--- start The input ---

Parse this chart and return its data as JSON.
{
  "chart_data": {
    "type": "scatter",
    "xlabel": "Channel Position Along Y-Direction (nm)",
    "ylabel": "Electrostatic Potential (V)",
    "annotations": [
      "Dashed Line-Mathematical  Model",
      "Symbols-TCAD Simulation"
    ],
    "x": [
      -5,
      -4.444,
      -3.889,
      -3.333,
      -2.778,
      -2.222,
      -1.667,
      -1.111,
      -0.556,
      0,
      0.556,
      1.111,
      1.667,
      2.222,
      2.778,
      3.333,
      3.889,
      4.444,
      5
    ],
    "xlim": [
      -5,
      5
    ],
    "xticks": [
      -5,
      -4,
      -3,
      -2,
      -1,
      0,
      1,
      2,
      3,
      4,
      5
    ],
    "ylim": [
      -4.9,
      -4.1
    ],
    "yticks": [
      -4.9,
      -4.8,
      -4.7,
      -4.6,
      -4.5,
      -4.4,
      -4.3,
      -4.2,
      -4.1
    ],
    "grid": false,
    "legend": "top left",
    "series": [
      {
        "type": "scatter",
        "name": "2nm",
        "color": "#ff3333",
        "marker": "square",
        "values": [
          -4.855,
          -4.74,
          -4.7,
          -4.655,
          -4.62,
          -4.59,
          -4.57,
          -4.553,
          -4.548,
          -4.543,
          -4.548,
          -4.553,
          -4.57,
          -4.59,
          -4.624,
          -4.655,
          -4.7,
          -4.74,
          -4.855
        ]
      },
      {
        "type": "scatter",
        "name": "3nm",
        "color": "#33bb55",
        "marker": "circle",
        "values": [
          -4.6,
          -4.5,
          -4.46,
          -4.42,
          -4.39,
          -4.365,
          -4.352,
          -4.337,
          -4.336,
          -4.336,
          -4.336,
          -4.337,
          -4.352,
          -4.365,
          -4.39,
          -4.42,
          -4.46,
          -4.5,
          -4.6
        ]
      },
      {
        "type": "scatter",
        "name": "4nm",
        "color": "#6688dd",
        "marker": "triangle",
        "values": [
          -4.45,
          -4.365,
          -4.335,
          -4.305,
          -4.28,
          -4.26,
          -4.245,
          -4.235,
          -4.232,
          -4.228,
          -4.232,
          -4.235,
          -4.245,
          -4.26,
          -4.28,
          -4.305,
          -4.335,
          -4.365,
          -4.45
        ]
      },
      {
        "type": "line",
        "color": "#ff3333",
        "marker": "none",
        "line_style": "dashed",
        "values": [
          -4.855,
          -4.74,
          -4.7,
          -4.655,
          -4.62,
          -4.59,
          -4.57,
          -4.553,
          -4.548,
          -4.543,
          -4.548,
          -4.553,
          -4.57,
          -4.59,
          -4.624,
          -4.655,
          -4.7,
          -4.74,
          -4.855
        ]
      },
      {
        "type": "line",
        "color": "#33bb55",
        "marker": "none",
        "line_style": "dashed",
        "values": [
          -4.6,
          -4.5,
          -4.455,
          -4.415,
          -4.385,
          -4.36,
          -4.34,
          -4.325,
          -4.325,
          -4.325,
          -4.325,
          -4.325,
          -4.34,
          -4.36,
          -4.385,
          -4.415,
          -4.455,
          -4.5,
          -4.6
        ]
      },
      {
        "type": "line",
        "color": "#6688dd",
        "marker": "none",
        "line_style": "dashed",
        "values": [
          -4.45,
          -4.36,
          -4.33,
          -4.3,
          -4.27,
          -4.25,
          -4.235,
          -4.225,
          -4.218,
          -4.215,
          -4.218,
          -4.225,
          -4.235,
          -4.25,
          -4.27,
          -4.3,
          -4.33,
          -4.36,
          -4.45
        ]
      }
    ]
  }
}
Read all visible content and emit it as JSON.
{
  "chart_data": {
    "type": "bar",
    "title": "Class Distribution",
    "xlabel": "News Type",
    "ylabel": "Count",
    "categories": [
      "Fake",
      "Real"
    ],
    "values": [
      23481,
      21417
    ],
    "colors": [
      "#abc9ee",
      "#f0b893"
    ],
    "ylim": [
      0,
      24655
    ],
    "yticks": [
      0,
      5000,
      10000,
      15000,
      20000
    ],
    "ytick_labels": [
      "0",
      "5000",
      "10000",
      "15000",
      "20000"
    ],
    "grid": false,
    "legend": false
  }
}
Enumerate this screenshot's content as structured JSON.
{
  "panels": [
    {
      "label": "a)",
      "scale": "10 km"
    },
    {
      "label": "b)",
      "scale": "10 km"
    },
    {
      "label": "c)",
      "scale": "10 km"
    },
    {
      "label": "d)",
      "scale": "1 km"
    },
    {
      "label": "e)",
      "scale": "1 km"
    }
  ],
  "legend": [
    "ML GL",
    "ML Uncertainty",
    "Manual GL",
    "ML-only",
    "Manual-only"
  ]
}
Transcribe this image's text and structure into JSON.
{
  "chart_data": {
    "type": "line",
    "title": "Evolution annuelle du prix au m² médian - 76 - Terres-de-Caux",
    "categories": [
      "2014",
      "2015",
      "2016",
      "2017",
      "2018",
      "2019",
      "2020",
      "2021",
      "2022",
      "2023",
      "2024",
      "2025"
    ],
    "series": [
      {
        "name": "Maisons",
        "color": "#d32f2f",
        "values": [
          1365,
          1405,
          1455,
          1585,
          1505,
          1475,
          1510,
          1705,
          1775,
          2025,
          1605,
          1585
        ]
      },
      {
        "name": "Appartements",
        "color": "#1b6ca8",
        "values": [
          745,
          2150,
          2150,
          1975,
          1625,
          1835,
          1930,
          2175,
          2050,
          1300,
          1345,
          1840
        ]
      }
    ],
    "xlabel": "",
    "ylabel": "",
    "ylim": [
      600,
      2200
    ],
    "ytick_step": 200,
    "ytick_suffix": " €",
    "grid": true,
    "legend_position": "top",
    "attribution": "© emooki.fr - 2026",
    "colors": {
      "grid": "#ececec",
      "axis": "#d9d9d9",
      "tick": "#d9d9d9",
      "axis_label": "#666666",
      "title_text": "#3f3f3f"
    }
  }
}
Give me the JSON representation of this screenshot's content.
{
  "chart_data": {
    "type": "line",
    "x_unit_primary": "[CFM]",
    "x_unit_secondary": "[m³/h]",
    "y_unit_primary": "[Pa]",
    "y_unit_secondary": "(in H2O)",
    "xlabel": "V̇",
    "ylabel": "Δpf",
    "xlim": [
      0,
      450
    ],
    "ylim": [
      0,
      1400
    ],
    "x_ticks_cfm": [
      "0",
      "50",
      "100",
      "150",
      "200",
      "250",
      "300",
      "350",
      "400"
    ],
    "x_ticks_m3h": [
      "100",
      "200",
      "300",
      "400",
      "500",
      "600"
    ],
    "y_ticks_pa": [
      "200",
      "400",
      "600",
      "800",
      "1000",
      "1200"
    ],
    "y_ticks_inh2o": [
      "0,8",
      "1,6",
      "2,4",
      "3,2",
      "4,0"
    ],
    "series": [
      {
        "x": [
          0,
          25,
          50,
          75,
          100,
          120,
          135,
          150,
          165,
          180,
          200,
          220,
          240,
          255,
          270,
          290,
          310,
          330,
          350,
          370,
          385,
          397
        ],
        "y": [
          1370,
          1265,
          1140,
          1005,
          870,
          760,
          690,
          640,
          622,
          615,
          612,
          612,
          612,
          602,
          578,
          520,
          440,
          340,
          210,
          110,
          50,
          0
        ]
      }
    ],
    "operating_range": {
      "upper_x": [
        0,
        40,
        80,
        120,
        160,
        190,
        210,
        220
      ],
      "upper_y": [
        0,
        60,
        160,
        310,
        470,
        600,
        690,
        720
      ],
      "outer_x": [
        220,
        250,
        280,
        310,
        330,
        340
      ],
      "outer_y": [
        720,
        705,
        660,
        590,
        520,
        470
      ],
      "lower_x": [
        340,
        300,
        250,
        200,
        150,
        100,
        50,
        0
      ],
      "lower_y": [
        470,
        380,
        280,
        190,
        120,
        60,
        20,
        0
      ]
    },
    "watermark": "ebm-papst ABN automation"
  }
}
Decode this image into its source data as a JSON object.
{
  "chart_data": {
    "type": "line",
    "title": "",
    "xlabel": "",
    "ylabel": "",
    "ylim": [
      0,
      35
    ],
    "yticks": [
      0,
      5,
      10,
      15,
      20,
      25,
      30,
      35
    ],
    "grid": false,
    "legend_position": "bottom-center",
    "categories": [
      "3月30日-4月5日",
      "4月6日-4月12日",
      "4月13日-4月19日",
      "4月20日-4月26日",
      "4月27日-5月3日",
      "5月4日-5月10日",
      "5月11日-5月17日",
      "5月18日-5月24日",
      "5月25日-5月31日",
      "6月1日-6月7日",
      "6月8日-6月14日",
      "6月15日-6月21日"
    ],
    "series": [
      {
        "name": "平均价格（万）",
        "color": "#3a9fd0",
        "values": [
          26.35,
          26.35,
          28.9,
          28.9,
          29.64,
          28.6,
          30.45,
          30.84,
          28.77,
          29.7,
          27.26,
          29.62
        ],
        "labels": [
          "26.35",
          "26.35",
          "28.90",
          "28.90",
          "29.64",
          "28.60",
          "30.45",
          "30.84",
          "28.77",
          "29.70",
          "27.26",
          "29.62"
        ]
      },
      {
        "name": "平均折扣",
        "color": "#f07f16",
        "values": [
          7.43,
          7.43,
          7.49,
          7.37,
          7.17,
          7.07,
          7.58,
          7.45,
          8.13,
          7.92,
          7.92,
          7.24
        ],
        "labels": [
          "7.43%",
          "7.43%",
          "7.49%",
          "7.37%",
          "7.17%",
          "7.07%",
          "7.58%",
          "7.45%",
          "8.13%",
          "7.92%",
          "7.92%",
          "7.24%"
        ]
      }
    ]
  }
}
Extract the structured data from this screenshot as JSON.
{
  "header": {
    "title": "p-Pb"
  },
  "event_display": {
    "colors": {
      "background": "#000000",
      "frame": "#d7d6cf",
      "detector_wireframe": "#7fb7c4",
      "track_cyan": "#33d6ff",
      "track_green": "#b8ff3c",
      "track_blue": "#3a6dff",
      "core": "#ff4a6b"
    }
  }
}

--- end The input ---

What to do:
Pick out each line above that includes "screenshot" and show it.

Result of this exercise:
Enumerate this screenshot's content as structured JSON.
Give me the JSON representation of this screenshot's content.
Extract the structured data from this screenshot as JSON.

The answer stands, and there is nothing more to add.